# WRITTEN PROBLEM
Copy out every line exactly, passing over the pictures.

# DATASET EXTRACT
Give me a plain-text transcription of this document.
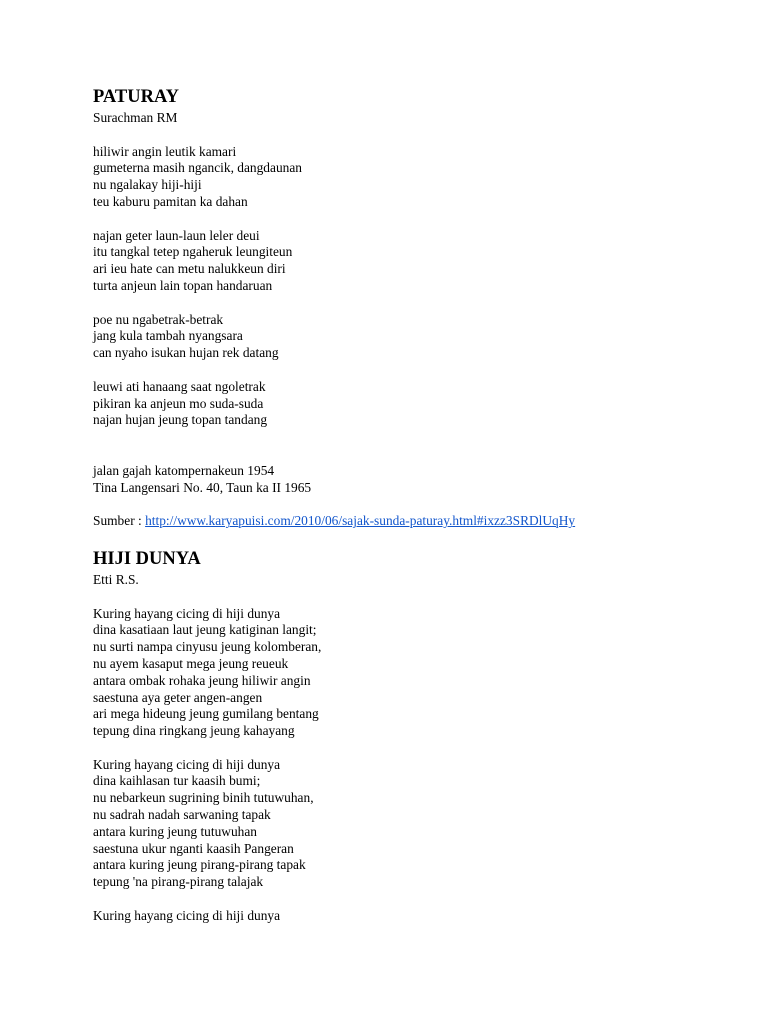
PATURAY
Surachman RM
hiliwir angin leutik kamari
gumeterna masih ngancik, dangdaunan
nu ngalakay hiji-hiji
teu kaburu pamitan ka dahan
najan geter laun-laun leler deui
itu tangkal tetep ngaheruk leungiteun
ari ieu hate can metu nalukkeun diri
turta anjeun lain topan handaruan
poe nu ngabetrak-betrak
jang kula tambah nyangsara
can nyaho isukan hujan rek datang
leuwi ati hanaang saat ngoletrak
pikiran ka anjeun mo suda-suda
najan hujan jeung topan tandang
jalan gajah katompernakeun 1954
Tina Langensari No. 40, Taun ka II 1965
Sumber : http://www.karyapuisi.com/2010/06/sajak-sunda-paturay.html#ixzz3SRDlUqHy
HIJI DUNYA
Etti R.S.
Kuring hayang cicing di hiji dunya
dina kasatiaan laut jeung katiginan langit;
nu surti nampa cinyusu jeung kolomberan,
nu ayem kasaput mega jeung reueuk
antara ombak rohaka jeung hiliwir angin
saestuna aya geter angen-angen
ari mega hideung jeung gumilang bentang
tepung dina ringkang jeung kahayang
Kuring hayang cicing di hiji dunya
dina kaihlasan tur kaasih bumi;
nu nebarkeun sugrining binih tutuwuhan,
nu sadrah nadah sarwaning tapak
antara kuring jeung tutuwuhan
saestuna ukur nganti kaasih Pangeran
antara kuring jeung pirang-pirang tapak
tepung 'na pirang-pirang talajak
Kuring hayang cicing di hiji dunya
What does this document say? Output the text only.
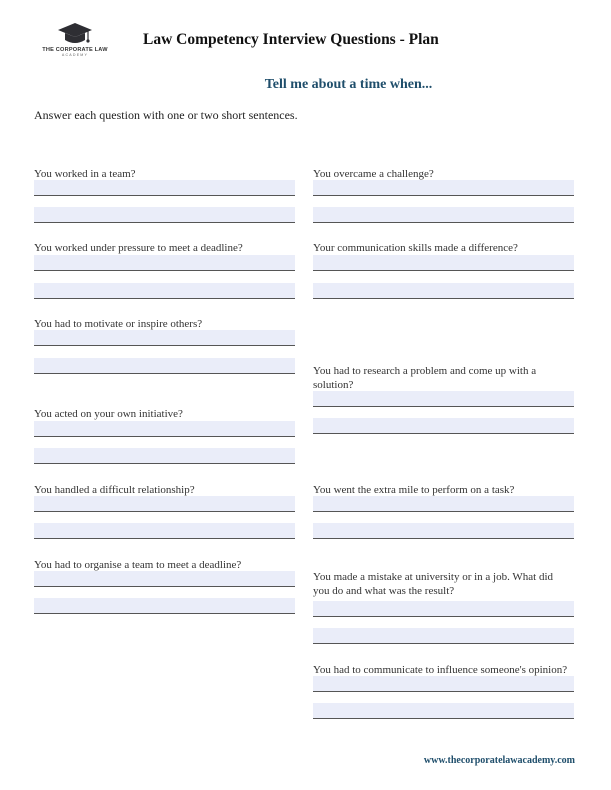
THE CORPORATE LAW
ACADEMY
Law Competency Interview Questions - Plan
Tell me about a time when...
Answer each question with one or two short sentences.
You worked in a team?
You worked under pressure to meet a deadline?
You had to motivate or inspire others?
You acted on your own initiative?
You handled a difficult relationship?
You had to organise a team to meet a deadline?
You overcame a challenge?
Your communication skills made a difference?
You had to research a problem and come up with a solution?
You went the extra mile to perform on a task?
You made a mistake at university or in a job. What did you do and what was the result?
You had to communicate to influence someone's opinion?
www.thecorporatelawacademy.com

# FINISHED ANSWER
Give me a plain-text transcription of this document.
PATURAY
Surachman RM
hiliwir angin leutik kamari
gumeterna masih ngancik, dangdaunan
nu ngalakay hiji-hiji
teu kaburu pamitan ka dahan
najan geter laun-laun leler deui
itu tangkal tetep ngaheruk leungiteun
ari ieu hate can metu nalukkeun diri
turta anjeun lain topan handaruan
poe nu ngabetrak-betrak
jang kula tambah nyangsara
can nyaho isukan hujan rek datang
leuwi ati hanaang saat ngoletrak
pikiran ka anjeun mo suda-suda
najan hujan jeung topan tandang
jalan gajah katompernakeun 1954
Tina Langensari No. 40, Taun ka II 1965
Sumber : http://www.karyapuisi.com/2010/06/sajak-sunda-paturay.html#ixzz3SRDlUqHy
HIJI DUNYA
Etti R.S.
Kuring hayang cicing di hiji dunya
dina kasatiaan laut jeung katiginan langit;
nu surti nampa cinyusu jeung kolomberan,
nu ayem kasaput mega jeung reueuk
antara ombak rohaka jeung hiliwir angin
saestuna aya geter angen-angen
ari mega hideung jeung gumilang bentang
tepung dina ringkang jeung kahayang
Kuring hayang cicing di hiji dunya
dina kaihlasan tur kaasih bumi;
nu nebarkeun sugrining binih tutuwuhan,
nu sadrah nadah sarwaning tapak
antara kuring jeung tutuwuhan
saestuna ukur nganti kaasih Pangeran
antara kuring jeung pirang-pirang tapak
tepung 'na pirang-pirang talajak
Kuring hayang cicing di hiji dunya
What does this document say? Output the text only.
THE CORPORATE LAW
ACADEMY
Law Competency Interview Questions - Plan
Tell me about a time when...
Answer each question with one or two short sentences.
You worked in a team?
You worked under pressure to meet a deadline?
You had to motivate or inspire others?
You acted on your own initiative?
You handled a difficult relationship?
You had to organise a team to meet a deadline?
You overcame a challenge?
Your communication skills made a difference?
You had to research a problem and come up with a solution?
You went the extra mile to perform on a task?
You made a mistake at university or in a job. What did you do and what was the result?
You had to communicate to influence someone's opinion?
www.thecorporatelawacademy.com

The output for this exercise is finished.